### [Input data]
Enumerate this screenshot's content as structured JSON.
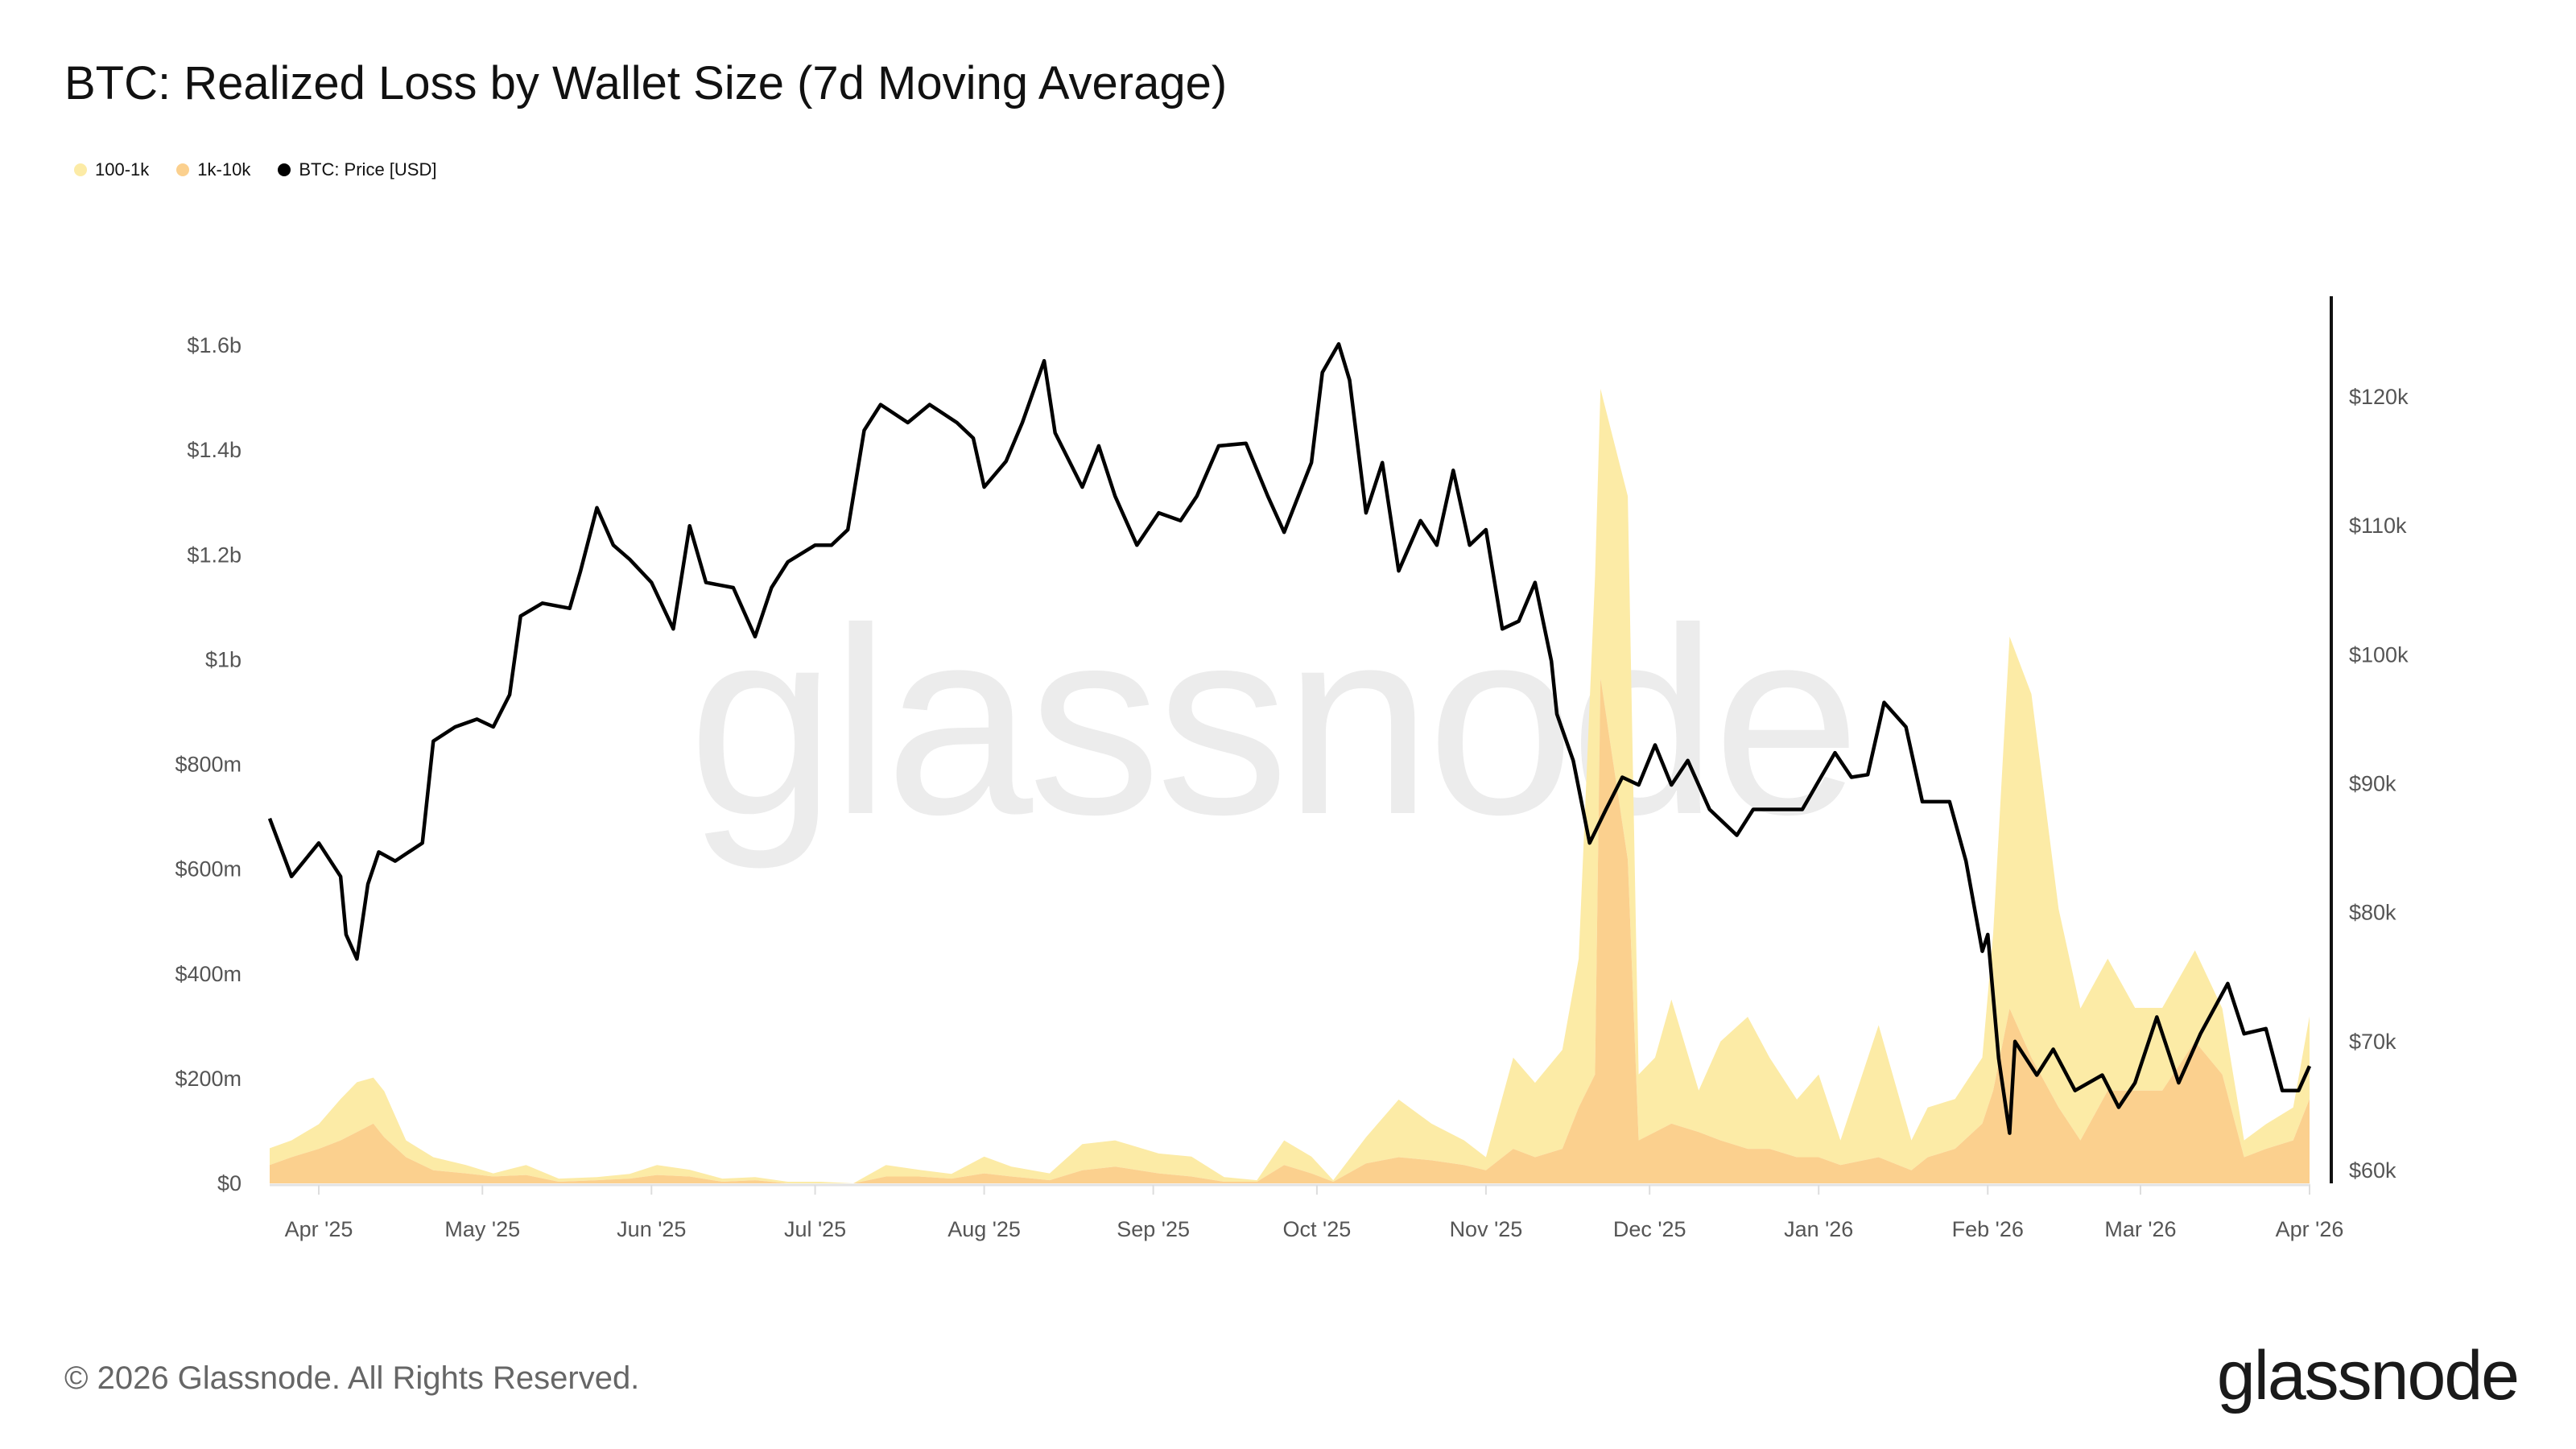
{
  "title": "BTC: Realized Loss by Wallet Size (7d Moving Average)",
  "legend": [
    {
      "label": "100-1k",
      "color": "#FCEBA6"
    },
    {
      "label": "1k-10k",
      "color": "#FBD08E"
    },
    {
      "label": "BTC: Price [USD]",
      "color": "#000000"
    }
  ],
  "watermark": "glassnode",
  "footer": {
    "copyright": "© 2026 Glassnode. All Rights Reserved.",
    "logo": "glassnode"
  },
  "chart_data": {
    "type": "area",
    "stacked": true,
    "title": "BTC: Realized Loss by Wallet Size (7d Moving Average)",
    "x_ticks": [
      "Apr '25",
      "May '25",
      "Jun '25",
      "Jul '25",
      "Aug '25",
      "Sep '25",
      "Oct '25",
      "Nov '25",
      "Dec '25",
      "Jan '26",
      "Feb '26",
      "Mar '26",
      "Apr '26"
    ],
    "x_tick_dates": [
      "2025-04-01",
      "2025-05-01",
      "2025-06-01",
      "2025-07-01",
      "2025-08-01",
      "2025-09-01",
      "2025-10-01",
      "2025-11-01",
      "2025-12-01",
      "2026-01-01",
      "2026-02-01",
      "2026-03-01",
      "2026-04-01"
    ],
    "y_left": {
      "unit": "USD",
      "range_millions": [
        0,
        1600
      ],
      "ticks": [
        "$0",
        "$200m",
        "$400m",
        "$600m",
        "$800m",
        "$1b",
        "$1.2b",
        "$1.4b",
        "$1.6b"
      ],
      "tick_values_millions": [
        0,
        200,
        400,
        600,
        800,
        1000,
        1200,
        1400,
        1600
      ]
    },
    "y_right": {
      "unit": "USD",
      "range_thousands": [
        60,
        120
      ],
      "ticks": [
        "$60k",
        "$70k",
        "$80k",
        "$90k",
        "$100k",
        "$110k",
        "$120k"
      ],
      "tick_values_thousands": [
        60,
        70,
        80,
        90,
        100,
        110,
        120
      ]
    },
    "grid": false,
    "legend_position": "top-left",
    "loss_dates": [
      "2025-03-23",
      "2025-03-27",
      "2025-04-01",
      "2025-04-05",
      "2025-04-08",
      "2025-04-11",
      "2025-04-13",
      "2025-04-17",
      "2025-04-22",
      "2025-04-28",
      "2025-05-03",
      "2025-05-09",
      "2025-05-15",
      "2025-05-22",
      "2025-05-28",
      "2025-06-02",
      "2025-06-08",
      "2025-06-14",
      "2025-06-20",
      "2025-06-26",
      "2025-07-02",
      "2025-07-08",
      "2025-07-14",
      "2025-07-20",
      "2025-07-26",
      "2025-08-01",
      "2025-08-06",
      "2025-08-13",
      "2025-08-19",
      "2025-08-25",
      "2025-09-02",
      "2025-09-08",
      "2025-09-14",
      "2025-09-20",
      "2025-09-25",
      "2025-09-30",
      "2025-10-04",
      "2025-10-10",
      "2025-10-16",
      "2025-10-22",
      "2025-10-28",
      "2025-11-01",
      "2025-11-06",
      "2025-11-10",
      "2025-11-15",
      "2025-11-18",
      "2025-11-21",
      "2025-11-22",
      "2025-11-27",
      "2025-11-29",
      "2025-12-02",
      "2025-12-05",
      "2025-12-10",
      "2025-12-14",
      "2025-12-19",
      "2025-12-23",
      "2025-12-28",
      "2026-01-01",
      "2026-01-05",
      "2026-01-12",
      "2026-01-18",
      "2026-01-21",
      "2026-01-26",
      "2026-01-31",
      "2026-02-02",
      "2026-02-05",
      "2026-02-09",
      "2026-02-14",
      "2026-02-18",
      "2026-02-23",
      "2026-02-28",
      "2026-03-05",
      "2026-03-11",
      "2026-03-16",
      "2026-03-20",
      "2026-03-24",
      "2026-03-29",
      "2026-04-01"
    ],
    "series": [
      {
        "name": "1k-10k",
        "axis": "left",
        "unit": "USD millions",
        "color": "#FBD08E",
        "values": [
          35,
          50,
          66,
          82,
          98,
          114,
          88,
          50,
          25,
          19,
          13,
          16,
          3,
          6,
          9,
          16,
          13,
          3,
          6,
          0,
          0,
          0,
          13,
          13,
          9,
          19,
          13,
          6,
          25,
          32,
          19,
          13,
          3,
          3,
          35,
          19,
          3,
          38,
          50,
          44,
          35,
          25,
          66,
          50,
          66,
          145,
          208,
          965,
          618,
          82,
          98,
          114,
          98,
          82,
          66,
          66,
          50,
          50,
          35,
          50,
          25,
          50,
          66,
          114,
          177,
          334,
          240,
          145,
          82,
          177,
          177,
          177,
          271,
          208,
          50,
          66,
          82,
          161
        ]
      },
      {
        "name": "100-1k",
        "axis": "left",
        "unit": "USD millions",
        "color": "#FCEBA6",
        "values": [
          32,
          32,
          47,
          79,
          95,
          88,
          88,
          32,
          25,
          16,
          6,
          19,
          6,
          6,
          9,
          19,
          13,
          6,
          6,
          3,
          3,
          0,
          22,
          13,
          9,
          32,
          19,
          13,
          50,
          50,
          38,
          38,
          9,
          3,
          47,
          32,
          3,
          50,
          110,
          70,
          47,
          25,
          174,
          142,
          189,
          284,
          950,
          552,
          694,
          126,
          142,
          237,
          79,
          189,
          252,
          174,
          110,
          158,
          47,
          252,
          57,
          95,
          95,
          126,
          300,
          710,
          694,
          379,
          252,
          252,
          158,
          158,
          174,
          126,
          32,
          47,
          63,
          158
        ]
      },
      {
        "name": "BTC: Price [USD]",
        "axis": "right",
        "type": "line",
        "unit": "USD thousands",
        "color": "#000000",
        "dates": [
          "2025-03-23",
          "2025-03-27",
          "2025-04-01",
          "2025-04-05",
          "2025-04-06",
          "2025-04-08",
          "2025-04-10",
          "2025-04-12",
          "2025-04-15",
          "2025-04-20",
          "2025-04-22",
          "2025-04-26",
          "2025-04-30",
          "2025-05-03",
          "2025-05-06",
          "2025-05-08",
          "2025-05-12",
          "2025-05-17",
          "2025-05-19",
          "2025-05-22",
          "2025-05-25",
          "2025-05-28",
          "2025-06-01",
          "2025-06-05",
          "2025-06-08",
          "2025-06-11",
          "2025-06-16",
          "2025-06-20",
          "2025-06-23",
          "2025-06-26",
          "2025-07-01",
          "2025-07-04",
          "2025-07-07",
          "2025-07-10",
          "2025-07-13",
          "2025-07-18",
          "2025-07-22",
          "2025-07-27",
          "2025-07-30",
          "2025-08-01",
          "2025-08-05",
          "2025-08-08",
          "2025-08-12",
          "2025-08-14",
          "2025-08-19",
          "2025-08-22",
          "2025-08-25",
          "2025-08-29",
          "2025-09-02",
          "2025-09-06",
          "2025-09-09",
          "2025-09-13",
          "2025-09-18",
          "2025-09-22",
          "2025-09-25",
          "2025-09-30",
          "2025-10-02",
          "2025-10-05",
          "2025-10-07",
          "2025-10-10",
          "2025-10-13",
          "2025-10-16",
          "2025-10-20",
          "2025-10-23",
          "2025-10-26",
          "2025-10-29",
          "2025-11-01",
          "2025-11-04",
          "2025-11-07",
          "2025-11-10",
          "2025-11-13",
          "2025-11-14",
          "2025-11-17",
          "2025-11-20",
          "2025-11-23",
          "2025-11-26",
          "2025-11-29",
          "2025-12-02",
          "2025-12-05",
          "2025-12-08",
          "2025-12-12",
          "2025-12-17",
          "2025-12-20",
          "2025-12-24",
          "2025-12-29",
          "2026-01-04",
          "2026-01-07",
          "2026-01-10",
          "2026-01-13",
          "2026-01-17",
          "2026-01-20",
          "2026-01-25",
          "2026-01-28",
          "2026-01-31",
          "2026-02-01",
          "2026-02-03",
          "2026-02-05",
          "2026-02-06",
          "2026-02-10",
          "2026-02-13",
          "2026-02-17",
          "2026-02-22",
          "2026-02-25",
          "2026-02-28",
          "2026-03-04",
          "2026-03-08",
          "2026-03-12",
          "2026-03-17",
          "2026-03-20",
          "2026-03-24",
          "2026-03-27",
          "2026-03-30",
          "2026-04-01"
        ],
        "values": [
          87.3,
          82.8,
          85.4,
          82.8,
          78.3,
          76.4,
          82.2,
          84.7,
          84.0,
          85.4,
          93.3,
          94.4,
          95.0,
          94.4,
          96.9,
          103.0,
          104.0,
          103.6,
          106.5,
          111.4,
          108.5,
          107.4,
          105.6,
          102.0,
          110.0,
          105.6,
          105.2,
          101.4,
          105.2,
          107.2,
          108.5,
          108.5,
          109.7,
          117.4,
          119.4,
          118.0,
          119.4,
          118.0,
          116.8,
          113.0,
          115.0,
          118.0,
          122.8,
          117.2,
          113.0,
          116.2,
          112.3,
          108.5,
          111.0,
          110.4,
          112.3,
          116.2,
          116.4,
          112.3,
          109.5,
          114.9,
          121.9,
          124.1,
          121.3,
          111.0,
          114.9,
          106.5,
          110.4,
          108.5,
          114.3,
          108.5,
          109.7,
          102.0,
          102.6,
          105.6,
          99.5,
          95.4,
          91.8,
          85.4,
          88.0,
          90.5,
          89.9,
          93.0,
          89.9,
          91.8,
          88.0,
          86.0,
          88.0,
          88.0,
          88.0,
          92.4,
          90.5,
          90.7,
          96.3,
          94.4,
          88.6,
          88.6,
          84.0,
          77.0,
          78.3,
          68.7,
          62.9,
          70.0,
          67.4,
          69.4,
          66.2,
          67.4,
          64.9,
          66.8,
          71.9,
          66.8,
          70.6,
          74.5,
          70.6,
          71.0,
          66.2,
          66.2,
          68.1
        ]
      }
    ]
  }
}
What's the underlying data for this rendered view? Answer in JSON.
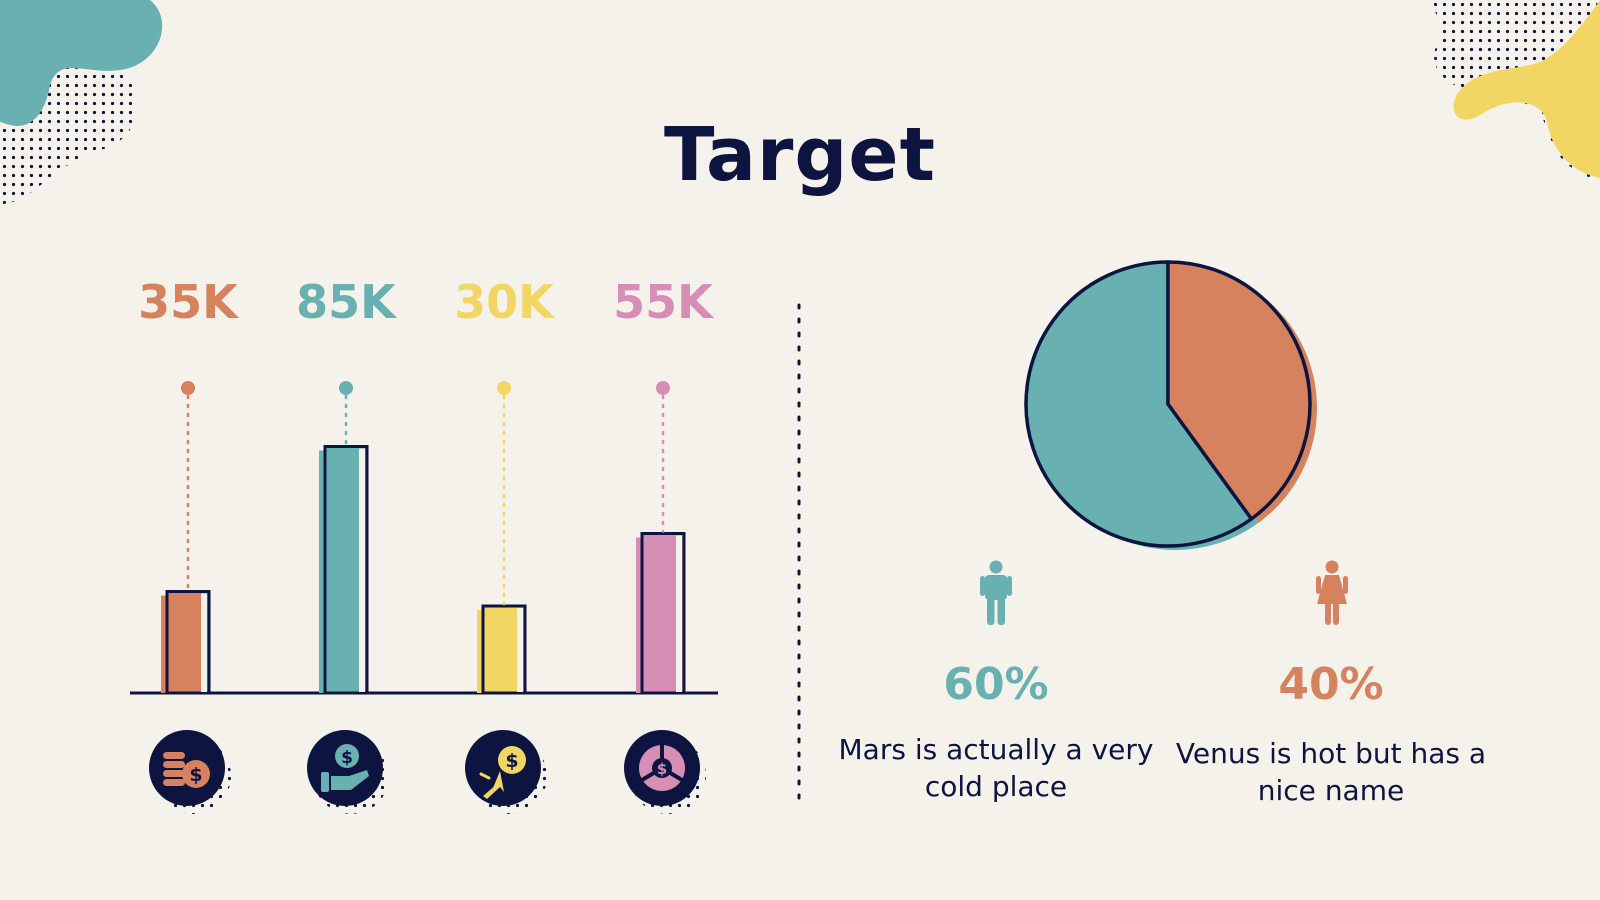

### [Work required]
Count the lines in the records above that contain the word "name", and give only the number.

### [In response]
3